Job
All records should be reproduced verbatim.

Data shown
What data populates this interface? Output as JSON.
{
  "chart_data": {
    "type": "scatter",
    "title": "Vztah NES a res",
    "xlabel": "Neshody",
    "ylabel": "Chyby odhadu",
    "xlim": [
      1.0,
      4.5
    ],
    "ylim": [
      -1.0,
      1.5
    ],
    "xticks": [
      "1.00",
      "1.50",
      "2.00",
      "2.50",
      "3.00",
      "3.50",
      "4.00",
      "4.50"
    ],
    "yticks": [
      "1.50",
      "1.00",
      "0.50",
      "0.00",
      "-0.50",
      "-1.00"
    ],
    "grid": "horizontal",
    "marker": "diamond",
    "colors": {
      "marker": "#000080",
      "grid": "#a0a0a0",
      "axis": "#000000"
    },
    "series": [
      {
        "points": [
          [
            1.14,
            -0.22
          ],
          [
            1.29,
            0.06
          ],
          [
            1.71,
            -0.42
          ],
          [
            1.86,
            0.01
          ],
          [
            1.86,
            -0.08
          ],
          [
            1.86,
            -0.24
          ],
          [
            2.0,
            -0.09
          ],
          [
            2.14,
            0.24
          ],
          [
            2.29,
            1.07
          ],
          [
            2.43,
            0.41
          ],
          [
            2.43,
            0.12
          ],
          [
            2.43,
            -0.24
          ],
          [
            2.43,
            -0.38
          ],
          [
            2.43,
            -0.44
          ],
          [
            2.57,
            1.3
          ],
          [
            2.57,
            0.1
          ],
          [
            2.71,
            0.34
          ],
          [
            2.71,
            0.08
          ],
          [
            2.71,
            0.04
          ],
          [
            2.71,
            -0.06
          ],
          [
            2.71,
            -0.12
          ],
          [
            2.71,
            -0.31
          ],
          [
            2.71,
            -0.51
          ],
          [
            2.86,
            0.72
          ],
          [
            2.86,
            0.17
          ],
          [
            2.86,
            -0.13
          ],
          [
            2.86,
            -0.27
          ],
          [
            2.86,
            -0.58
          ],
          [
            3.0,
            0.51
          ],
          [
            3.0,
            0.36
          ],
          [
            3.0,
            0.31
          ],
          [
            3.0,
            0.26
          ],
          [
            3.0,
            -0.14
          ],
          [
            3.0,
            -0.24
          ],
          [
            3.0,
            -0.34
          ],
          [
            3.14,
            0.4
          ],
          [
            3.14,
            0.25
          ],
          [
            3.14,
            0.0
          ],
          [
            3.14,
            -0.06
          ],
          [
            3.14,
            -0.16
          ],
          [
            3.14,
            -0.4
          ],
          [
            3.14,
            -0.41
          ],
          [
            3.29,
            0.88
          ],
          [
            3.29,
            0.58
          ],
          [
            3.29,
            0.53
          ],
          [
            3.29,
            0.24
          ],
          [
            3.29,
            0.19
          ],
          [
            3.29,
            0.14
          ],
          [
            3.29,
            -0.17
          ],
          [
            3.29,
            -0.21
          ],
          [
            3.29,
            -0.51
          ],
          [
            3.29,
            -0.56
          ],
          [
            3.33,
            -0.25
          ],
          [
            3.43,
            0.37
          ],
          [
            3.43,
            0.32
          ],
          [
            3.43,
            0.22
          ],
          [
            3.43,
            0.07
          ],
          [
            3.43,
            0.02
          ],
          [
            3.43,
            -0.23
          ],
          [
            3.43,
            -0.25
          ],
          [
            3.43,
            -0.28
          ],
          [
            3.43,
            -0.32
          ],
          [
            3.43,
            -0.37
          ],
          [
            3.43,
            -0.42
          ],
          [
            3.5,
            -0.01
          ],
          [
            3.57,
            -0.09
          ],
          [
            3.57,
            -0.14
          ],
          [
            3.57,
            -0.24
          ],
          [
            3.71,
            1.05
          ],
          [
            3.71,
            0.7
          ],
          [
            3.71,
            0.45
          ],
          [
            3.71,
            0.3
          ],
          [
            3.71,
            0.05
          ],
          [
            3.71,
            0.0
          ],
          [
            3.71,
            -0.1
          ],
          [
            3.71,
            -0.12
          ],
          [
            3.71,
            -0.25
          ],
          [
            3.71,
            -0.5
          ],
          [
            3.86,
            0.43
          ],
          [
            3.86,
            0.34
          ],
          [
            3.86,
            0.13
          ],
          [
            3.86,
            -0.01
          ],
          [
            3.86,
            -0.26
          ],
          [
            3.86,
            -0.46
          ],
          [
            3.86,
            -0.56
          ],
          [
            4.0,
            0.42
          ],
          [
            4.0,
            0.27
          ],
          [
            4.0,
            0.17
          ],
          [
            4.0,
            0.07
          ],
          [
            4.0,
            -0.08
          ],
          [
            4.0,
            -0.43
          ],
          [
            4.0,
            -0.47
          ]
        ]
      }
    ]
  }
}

Exercise answer
What data populates this interface? Output as JSON.
{
  "chart_data": {
    "type": "scatter",
    "title": "Vztah NES a res",
    "xlabel": "Neshody",
    "ylabel": "Chyby odhadu",
    "xlim": [
      1.0,
      4.5
    ],
    "ylim": [
      -1.0,
      1.5
    ],
    "xticks": [
      "1.00",
      "1.50",
      "2.00",
      "2.50",
      "3.00",
      "3.50",
      "4.00",
      "4.50"
    ],
    "yticks": [
      "1.50",
      "1.00",
      "0.50",
      "0.00",
      "-0.50",
      "-1.00"
    ],
    "grid": "horizontal",
    "marker": "diamond",
    "colors": {
      "marker": "#000080",
      "grid": "#a0a0a0",
      "axis": "#000000"
    },
    "series": [
      {
        "points": [
          [
            1.14,
            -0.22
          ],
          [
            1.29,
            0.06
          ],
          [
            1.71,
            -0.42
          ],
          [
            1.86,
            0.01
          ],
          [
            1.86,
            -0.08
          ],
          [
            1.86,
            -0.24
          ],
          [
            2.0,
            -0.09
          ],
          [
            2.14,
            0.24
          ],
          [
            2.29,
            1.07
          ],
          [
            2.43,
            0.41
          ],
          [
            2.43,
            0.12
          ],
          [
            2.43,
            -0.24
          ],
          [
            2.43,
            -0.38
          ],
          [
            2.43,
            -0.44
          ],
          [
            2.57,
            1.3
          ],
          [
            2.57,
            0.1
          ],
          [
            2.71,
            0.34
          ],
          [
            2.71,
            0.08
          ],
          [
            2.71,
            0.04
          ],
          [
            2.71,
            -0.06
          ],
          [
            2.71,
            -0.12
          ],
          [
            2.71,
            -0.31
          ],
          [
            2.71,
            -0.51
          ],
          [
            2.86,
            0.72
          ],
          [
            2.86,
            0.17
          ],
          [
            2.86,
            -0.13
          ],
          [
            2.86,
            -0.27
          ],
          [
            2.86,
            -0.58
          ],
          [
            3.0,
            0.51
          ],
          [
            3.0,
            0.36
          ],
          [
            3.0,
            0.31
          ],
          [
            3.0,
            0.26
          ],
          [
            3.0,
            -0.14
          ],
          [
            3.0,
            -0.24
          ],
          [
            3.0,
            -0.34
          ],
          [
            3.14,
            0.4
          ],
          [
            3.14,
            0.25
          ],
          [
            3.14,
            0.0
          ],
          [
            3.14,
            -0.06
          ],
          [
            3.14,
            -0.16
          ],
          [
            3.14,
            -0.4
          ],
          [
            3.14,
            -0.41
          ],
          [
            3.29,
            0.88
          ],
          [
            3.29,
            0.58
          ],
          [
            3.29,
            0.53
          ],
          [
            3.29,
            0.24
          ],
          [
            3.29,
            0.19
          ],
          [
            3.29,
            0.14
          ],
          [
            3.29,
            -0.17
          ],
          [
            3.29,
            -0.21
          ],
          [
            3.29,
            -0.51
          ],
          [
            3.29,
            -0.56
          ],
          [
            3.33,
            -0.25
          ],
          [
            3.43,
            0.37
          ],
          [
            3.43,
            0.32
          ],
          [
            3.43,
            0.22
          ],
          [
            3.43,
            0.07
          ],
          [
            3.43,
            0.02
          ],
          [
            3.43,
            -0.23
          ],
          [
            3.43,
            -0.25
          ],
          [
            3.43,
            -0.28
          ],
          [
            3.43,
            -0.32
          ],
          [
            3.43,
            -0.37
          ],
          [
            3.43,
            -0.42
          ],
          [
            3.5,
            -0.01
          ],
          [
            3.57,
            -0.09
          ],
          [
            3.57,
            -0.14
          ],
          [
            3.57,
            -0.24
          ],
          [
            3.71,
            1.05
          ],
          [
            3.71,
            0.7
          ],
          [
            3.71,
            0.45
          ],
          [
            3.71,
            0.3
          ],
          [
            3.71,
            0.05
          ],
          [
            3.71,
            0.0
          ],
          [
            3.71,
            -0.1
          ],
          [
            3.71,
            -0.12
          ],
          [
            3.71,
            -0.25
          ],
          [
            3.71,
            -0.5
          ],
          [
            3.86,
            0.43
          ],
          [
            3.86,
            0.34
          ],
          [
            3.86,
            0.13
          ],
          [
            3.86,
            -0.01
          ],
          [
            3.86,
            -0.26
          ],
          [
            3.86,
            -0.46
          ],
          [
            3.86,
            -0.56
          ],
          [
            4.0,
            0.42
          ],
          [
            4.0,
            0.27
          ],
          [
            4.0,
            0.17
          ],
          [
            4.0,
            0.07
          ],
          [
            4.0,
            -0.08
          ],
          [
            4.0,
            -0.43
          ],
          [
            4.0,
            -0.47
          ]
        ]
      }
    ]
  }
}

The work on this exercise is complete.